= Work to be completed =
Repeat each record exactly. Any picture gets left out.
══ Data
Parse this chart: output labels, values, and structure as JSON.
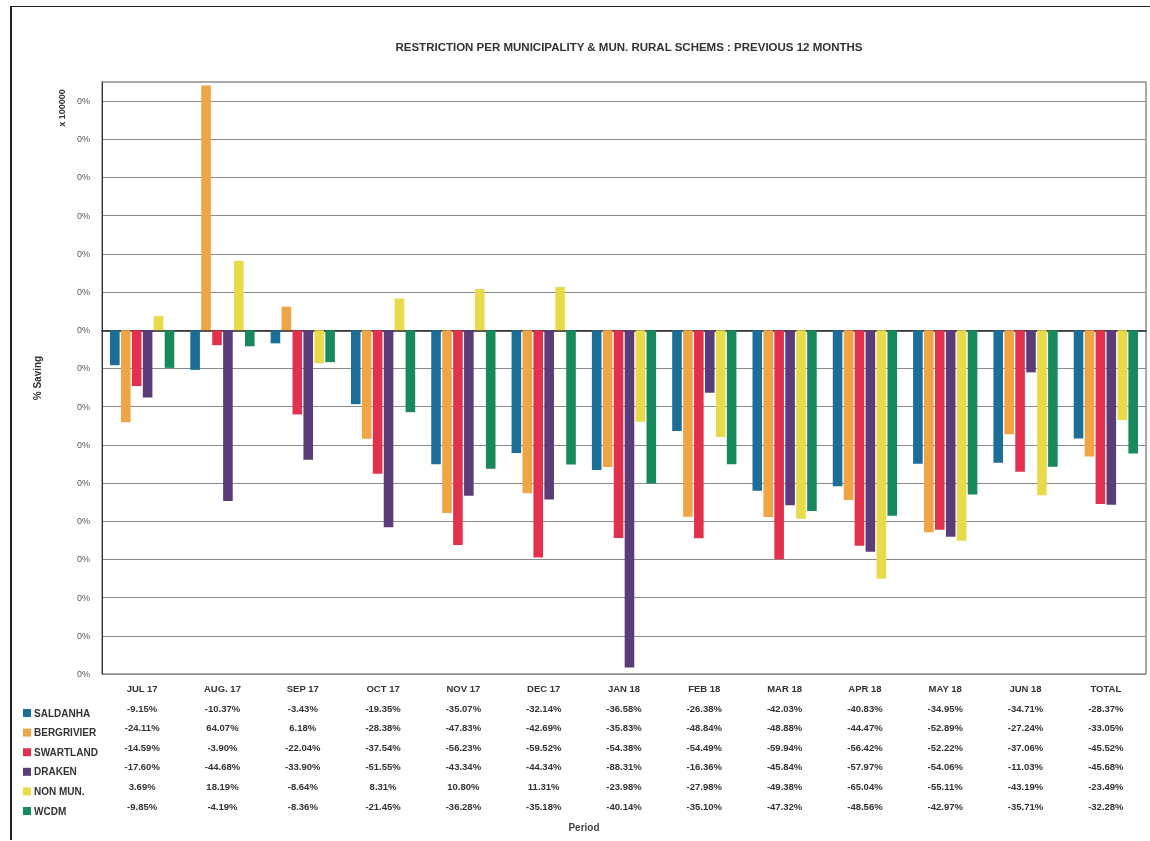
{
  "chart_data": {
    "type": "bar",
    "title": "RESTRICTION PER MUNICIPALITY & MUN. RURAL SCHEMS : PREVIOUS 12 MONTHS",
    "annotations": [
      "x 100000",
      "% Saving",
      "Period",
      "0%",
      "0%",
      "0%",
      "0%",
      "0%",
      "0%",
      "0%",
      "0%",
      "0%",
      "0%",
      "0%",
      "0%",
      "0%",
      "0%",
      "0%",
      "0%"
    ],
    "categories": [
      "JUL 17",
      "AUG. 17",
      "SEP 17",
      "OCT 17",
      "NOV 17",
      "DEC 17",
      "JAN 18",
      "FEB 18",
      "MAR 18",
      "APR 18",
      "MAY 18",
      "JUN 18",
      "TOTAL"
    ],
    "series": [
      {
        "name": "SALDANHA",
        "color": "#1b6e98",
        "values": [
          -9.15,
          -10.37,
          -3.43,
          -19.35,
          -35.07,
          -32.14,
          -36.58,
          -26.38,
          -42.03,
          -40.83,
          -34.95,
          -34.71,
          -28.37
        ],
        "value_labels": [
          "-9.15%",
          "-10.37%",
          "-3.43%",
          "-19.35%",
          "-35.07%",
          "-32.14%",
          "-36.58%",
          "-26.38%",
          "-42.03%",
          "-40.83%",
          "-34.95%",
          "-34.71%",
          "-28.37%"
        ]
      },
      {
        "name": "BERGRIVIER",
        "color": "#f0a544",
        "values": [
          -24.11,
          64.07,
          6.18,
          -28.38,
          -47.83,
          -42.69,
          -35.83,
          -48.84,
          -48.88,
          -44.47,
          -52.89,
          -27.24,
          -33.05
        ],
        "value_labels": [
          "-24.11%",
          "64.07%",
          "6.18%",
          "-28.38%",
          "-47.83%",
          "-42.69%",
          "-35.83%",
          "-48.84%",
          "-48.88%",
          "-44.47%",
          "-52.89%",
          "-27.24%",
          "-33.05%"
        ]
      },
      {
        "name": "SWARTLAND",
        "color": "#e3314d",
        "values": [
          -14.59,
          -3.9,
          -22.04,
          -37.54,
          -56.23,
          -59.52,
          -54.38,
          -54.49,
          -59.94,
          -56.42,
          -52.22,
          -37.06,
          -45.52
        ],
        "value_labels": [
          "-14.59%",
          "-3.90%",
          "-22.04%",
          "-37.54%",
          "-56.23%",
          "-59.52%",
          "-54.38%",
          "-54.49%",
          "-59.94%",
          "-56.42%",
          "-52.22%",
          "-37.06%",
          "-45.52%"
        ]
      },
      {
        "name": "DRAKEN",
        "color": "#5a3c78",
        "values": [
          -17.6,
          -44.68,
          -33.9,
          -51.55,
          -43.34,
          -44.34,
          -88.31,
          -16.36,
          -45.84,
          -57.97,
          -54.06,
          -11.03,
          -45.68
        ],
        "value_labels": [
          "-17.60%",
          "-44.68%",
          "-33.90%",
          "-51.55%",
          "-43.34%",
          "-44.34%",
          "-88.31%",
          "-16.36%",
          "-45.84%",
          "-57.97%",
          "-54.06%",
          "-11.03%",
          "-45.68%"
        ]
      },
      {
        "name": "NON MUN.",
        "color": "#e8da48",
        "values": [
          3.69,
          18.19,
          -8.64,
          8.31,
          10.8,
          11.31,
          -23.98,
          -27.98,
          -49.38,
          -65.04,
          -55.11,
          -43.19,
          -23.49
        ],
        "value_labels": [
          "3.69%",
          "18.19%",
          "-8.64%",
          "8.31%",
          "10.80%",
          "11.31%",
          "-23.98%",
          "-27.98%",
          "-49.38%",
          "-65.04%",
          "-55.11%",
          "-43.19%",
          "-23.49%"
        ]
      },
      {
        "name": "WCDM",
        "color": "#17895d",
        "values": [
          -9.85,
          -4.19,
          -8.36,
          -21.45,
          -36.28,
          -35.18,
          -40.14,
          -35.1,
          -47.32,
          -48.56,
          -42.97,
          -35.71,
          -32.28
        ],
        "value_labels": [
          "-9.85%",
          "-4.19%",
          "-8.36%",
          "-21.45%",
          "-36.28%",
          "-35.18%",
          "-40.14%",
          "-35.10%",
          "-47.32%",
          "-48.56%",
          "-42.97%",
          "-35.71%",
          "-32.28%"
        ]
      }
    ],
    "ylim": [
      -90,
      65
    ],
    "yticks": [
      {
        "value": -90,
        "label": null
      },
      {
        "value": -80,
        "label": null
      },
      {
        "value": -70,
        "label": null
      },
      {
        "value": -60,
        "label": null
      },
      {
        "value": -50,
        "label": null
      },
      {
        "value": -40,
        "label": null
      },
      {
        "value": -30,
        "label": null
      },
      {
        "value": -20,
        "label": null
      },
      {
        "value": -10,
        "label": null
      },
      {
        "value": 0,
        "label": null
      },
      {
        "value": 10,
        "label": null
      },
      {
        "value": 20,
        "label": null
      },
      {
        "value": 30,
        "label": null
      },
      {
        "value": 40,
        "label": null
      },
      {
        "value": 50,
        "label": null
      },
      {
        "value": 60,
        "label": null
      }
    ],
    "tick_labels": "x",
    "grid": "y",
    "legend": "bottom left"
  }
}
════
= Output of the exercise =
Parse this chart: output labels, values, and structure as JSON.
{
  "chart_data": {
    "type": "bar",
    "title": "RESTRICTION PER MUNICIPALITY & MUN. RURAL SCHEMS : PREVIOUS 12 MONTHS",
    "annotations": [
      "x 100000",
      "% Saving",
      "Period",
      "0%",
      "0%",
      "0%",
      "0%",
      "0%",
      "0%",
      "0%",
      "0%",
      "0%",
      "0%",
      "0%",
      "0%",
      "0%",
      "0%",
      "0%",
      "0%"
    ],
    "categories": [
      "JUL 17",
      "AUG. 17",
      "SEP 17",
      "OCT 17",
      "NOV 17",
      "DEC 17",
      "JAN 18",
      "FEB 18",
      "MAR 18",
      "APR 18",
      "MAY 18",
      "JUN 18",
      "TOTAL"
    ],
    "series": [
      {
        "name": "SALDANHA",
        "color": "#1b6e98",
        "values": [
          -9.15,
          -10.37,
          -3.43,
          -19.35,
          -35.07,
          -32.14,
          -36.58,
          -26.38,
          -42.03,
          -40.83,
          -34.95,
          -34.71,
          -28.37
        ],
        "value_labels": [
          "-9.15%",
          "-10.37%",
          "-3.43%",
          "-19.35%",
          "-35.07%",
          "-32.14%",
          "-36.58%",
          "-26.38%",
          "-42.03%",
          "-40.83%",
          "-34.95%",
          "-34.71%",
          "-28.37%"
        ]
      },
      {
        "name": "BERGRIVIER",
        "color": "#f0a544",
        "values": [
          -24.11,
          64.07,
          6.18,
          -28.38,
          -47.83,
          -42.69,
          -35.83,
          -48.84,
          -48.88,
          -44.47,
          -52.89,
          -27.24,
          -33.05
        ],
        "value_labels": [
          "-24.11%",
          "64.07%",
          "6.18%",
          "-28.38%",
          "-47.83%",
          "-42.69%",
          "-35.83%",
          "-48.84%",
          "-48.88%",
          "-44.47%",
          "-52.89%",
          "-27.24%",
          "-33.05%"
        ]
      },
      {
        "name": "SWARTLAND",
        "color": "#e3314d",
        "values": [
          -14.59,
          -3.9,
          -22.04,
          -37.54,
          -56.23,
          -59.52,
          -54.38,
          -54.49,
          -59.94,
          -56.42,
          -52.22,
          -37.06,
          -45.52
        ],
        "value_labels": [
          "-14.59%",
          "-3.90%",
          "-22.04%",
          "-37.54%",
          "-56.23%",
          "-59.52%",
          "-54.38%",
          "-54.49%",
          "-59.94%",
          "-56.42%",
          "-52.22%",
          "-37.06%",
          "-45.52%"
        ]
      },
      {
        "name": "DRAKEN",
        "color": "#5a3c78",
        "values": [
          -17.6,
          -44.68,
          -33.9,
          -51.55,
          -43.34,
          -44.34,
          -88.31,
          -16.36,
          -45.84,
          -57.97,
          -54.06,
          -11.03,
          -45.68
        ],
        "value_labels": [
          "-17.60%",
          "-44.68%",
          "-33.90%",
          "-51.55%",
          "-43.34%",
          "-44.34%",
          "-88.31%",
          "-16.36%",
          "-45.84%",
          "-57.97%",
          "-54.06%",
          "-11.03%",
          "-45.68%"
        ]
      },
      {
        "name": "NON MUN.",
        "color": "#e8da48",
        "values": [
          3.69,
          18.19,
          -8.64,
          8.31,
          10.8,
          11.31,
          -23.98,
          -27.98,
          -49.38,
          -65.04,
          -55.11,
          -43.19,
          -23.49
        ],
        "value_labels": [
          "3.69%",
          "18.19%",
          "-8.64%",
          "8.31%",
          "10.80%",
          "11.31%",
          "-23.98%",
          "-27.98%",
          "-49.38%",
          "-65.04%",
          "-55.11%",
          "-43.19%",
          "-23.49%"
        ]
      },
      {
        "name": "WCDM",
        "color": "#17895d",
        "values": [
          -9.85,
          -4.19,
          -8.36,
          -21.45,
          -36.28,
          -35.18,
          -40.14,
          -35.1,
          -47.32,
          -48.56,
          -42.97,
          -35.71,
          -32.28
        ],
        "value_labels": [
          "-9.85%",
          "-4.19%",
          "-8.36%",
          "-21.45%",
          "-36.28%",
          "-35.18%",
          "-40.14%",
          "-35.10%",
          "-47.32%",
          "-48.56%",
          "-42.97%",
          "-35.71%",
          "-32.28%"
        ]
      }
    ],
    "ylim": [
      -90,
      65
    ],
    "yticks": [
      {
        "value": -90,
        "label": null
      },
      {
        "value": -80,
        "label": null
      },
      {
        "value": -70,
        "label": null
      },
      {
        "value": -60,
        "label": null
      },
      {
        "value": -50,
        "label": null
      },
      {
        "value": -40,
        "label": null
      },
      {
        "value": -30,
        "label": null
      },
      {
        "value": -20,
        "label": null
      },
      {
        "value": -10,
        "label": null
      },
      {
        "value": 0,
        "label": null
      },
      {
        "value": 10,
        "label": null
      },
      {
        "value": 20,
        "label": null
      },
      {
        "value": 30,
        "label": null
      },
      {
        "value": 40,
        "label": null
      },
      {
        "value": 50,
        "label": null
      },
      {
        "value": 60,
        "label": null
      }
    ],
    "tick_labels": "x",
    "grid": "y",
    "legend": "bottom left"
  }
}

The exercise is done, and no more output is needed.